Provided records:
:::::
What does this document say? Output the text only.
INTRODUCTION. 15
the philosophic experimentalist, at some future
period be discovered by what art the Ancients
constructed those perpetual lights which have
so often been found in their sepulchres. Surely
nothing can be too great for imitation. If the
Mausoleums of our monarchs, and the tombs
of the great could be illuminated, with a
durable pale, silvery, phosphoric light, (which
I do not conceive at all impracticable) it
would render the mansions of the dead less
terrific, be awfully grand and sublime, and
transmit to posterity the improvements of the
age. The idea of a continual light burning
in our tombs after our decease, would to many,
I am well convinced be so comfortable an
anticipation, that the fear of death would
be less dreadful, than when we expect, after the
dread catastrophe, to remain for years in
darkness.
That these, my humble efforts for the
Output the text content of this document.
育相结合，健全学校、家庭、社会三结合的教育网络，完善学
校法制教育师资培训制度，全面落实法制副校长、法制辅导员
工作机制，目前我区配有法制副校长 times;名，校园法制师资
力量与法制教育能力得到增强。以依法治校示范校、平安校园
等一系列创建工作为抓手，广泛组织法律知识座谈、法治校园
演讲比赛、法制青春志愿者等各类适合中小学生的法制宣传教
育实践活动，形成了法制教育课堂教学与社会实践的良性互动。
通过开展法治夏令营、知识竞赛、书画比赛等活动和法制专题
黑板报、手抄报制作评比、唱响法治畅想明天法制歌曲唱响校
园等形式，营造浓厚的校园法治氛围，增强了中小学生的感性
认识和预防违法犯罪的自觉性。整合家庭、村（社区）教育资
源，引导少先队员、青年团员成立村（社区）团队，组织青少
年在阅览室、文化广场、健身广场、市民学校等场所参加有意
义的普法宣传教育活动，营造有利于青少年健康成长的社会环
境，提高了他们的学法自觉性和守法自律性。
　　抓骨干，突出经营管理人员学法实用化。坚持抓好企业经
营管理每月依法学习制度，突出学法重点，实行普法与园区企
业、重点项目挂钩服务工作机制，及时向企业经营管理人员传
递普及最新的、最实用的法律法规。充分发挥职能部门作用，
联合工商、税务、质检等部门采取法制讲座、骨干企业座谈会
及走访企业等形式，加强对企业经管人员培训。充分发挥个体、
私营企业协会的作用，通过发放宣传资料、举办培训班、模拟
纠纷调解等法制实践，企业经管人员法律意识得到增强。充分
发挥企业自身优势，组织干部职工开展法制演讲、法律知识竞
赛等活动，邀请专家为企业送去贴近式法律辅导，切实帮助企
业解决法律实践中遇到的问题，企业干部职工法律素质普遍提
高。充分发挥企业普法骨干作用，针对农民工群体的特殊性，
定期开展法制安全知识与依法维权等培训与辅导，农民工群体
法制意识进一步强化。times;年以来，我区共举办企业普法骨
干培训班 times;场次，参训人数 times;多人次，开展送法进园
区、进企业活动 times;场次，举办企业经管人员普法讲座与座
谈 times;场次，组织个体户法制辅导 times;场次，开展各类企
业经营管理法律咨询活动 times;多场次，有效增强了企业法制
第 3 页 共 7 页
:::::
Copy all the records above exactly, missing none.

Task answer:
What does this document say? Output the text only.
INTRODUCTION. 15
the philosophic experimentalist, at some future
period be discovered by what art the Ancients
constructed those perpetual lights which have
so often been found in their sepulchres. Surely
nothing can be too great for imitation. If the
Mausoleums of our monarchs, and the tombs
of the great could be illuminated, with a
durable pale, silvery, phosphoric light, (which
I do not conceive at all impracticable) it
would render the mansions of the dead less
terrific, be awfully grand and sublime, and
transmit to posterity the improvements of the
age. The idea of a continual light burning
in our tombs after our decease, would to many,
I am well convinced be so comfortable an
anticipation, that the fear of death would
be less dreadful, than when we expect, after the
dread catastrophe, to remain for years in
darkness.
That these, my humble efforts for the
Output the text content of this document.
育相结合，健全学校、家庭、社会三结合的教育网络，完善学
校法制教育师资培训制度，全面落实法制副校长、法制辅导员
工作机制，目前我区配有法制副校长 times;名，校园法制师资
力量与法制教育能力得到增强。以依法治校示范校、平安校园
等一系列创建工作为抓手，广泛组织法律知识座谈、法治校园
演讲比赛、法制青春志愿者等各类适合中小学生的法制宣传教
育实践活动，形成了法制教育课堂教学与社会实践的良性互动。
通过开展法治夏令营、知识竞赛、书画比赛等活动和法制专题
黑板报、手抄报制作评比、唱响法治畅想明天法制歌曲唱响校
园等形式，营造浓厚的校园法治氛围，增强了中小学生的感性
认识和预防违法犯罪的自觉性。整合家庭、村（社区）教育资
源，引导少先队员、青年团员成立村（社区）团队，组织青少
年在阅览室、文化广场、健身广场、市民学校等场所参加有意
义的普法宣传教育活动，营造有利于青少年健康成长的社会环
境，提高了他们的学法自觉性和守法自律性。
　　抓骨干，突出经营管理人员学法实用化。坚持抓好企业经
营管理每月依法学习制度，突出学法重点，实行普法与园区企
业、重点项目挂钩服务工作机制，及时向企业经营管理人员传
递普及最新的、最实用的法律法规。充分发挥职能部门作用，
联合工商、税务、质检等部门采取法制讲座、骨干企业座谈会
及走访企业等形式，加强对企业经管人员培训。充分发挥个体、
私营企业协会的作用，通过发放宣传资料、举办培训班、模拟
纠纷调解等法制实践，企业经管人员法律意识得到增强。充分
发挥企业自身优势，组织干部职工开展法制演讲、法律知识竞
赛等活动，邀请专家为企业送去贴近式法律辅导，切实帮助企
业解决法律实践中遇到的问题，企业干部职工法律素质普遍提
高。充分发挥企业普法骨干作用，针对农民工群体的特殊性，
定期开展法制安全知识与依法维权等培训与辅导，农民工群体
法制意识进一步强化。times;年以来，我区共举办企业普法骨
干培训班 times;场次，参训人数 times;多人次，开展送法进园
区、进企业活动 times;场次，举办企业经管人员普法讲座与座
谈 times;场次，组织个体户法制辅导 times;场次，开展各类企
业经营管理法律咨询活动 times;多场次，有效增强了企业法制
第 3 页 共 7 页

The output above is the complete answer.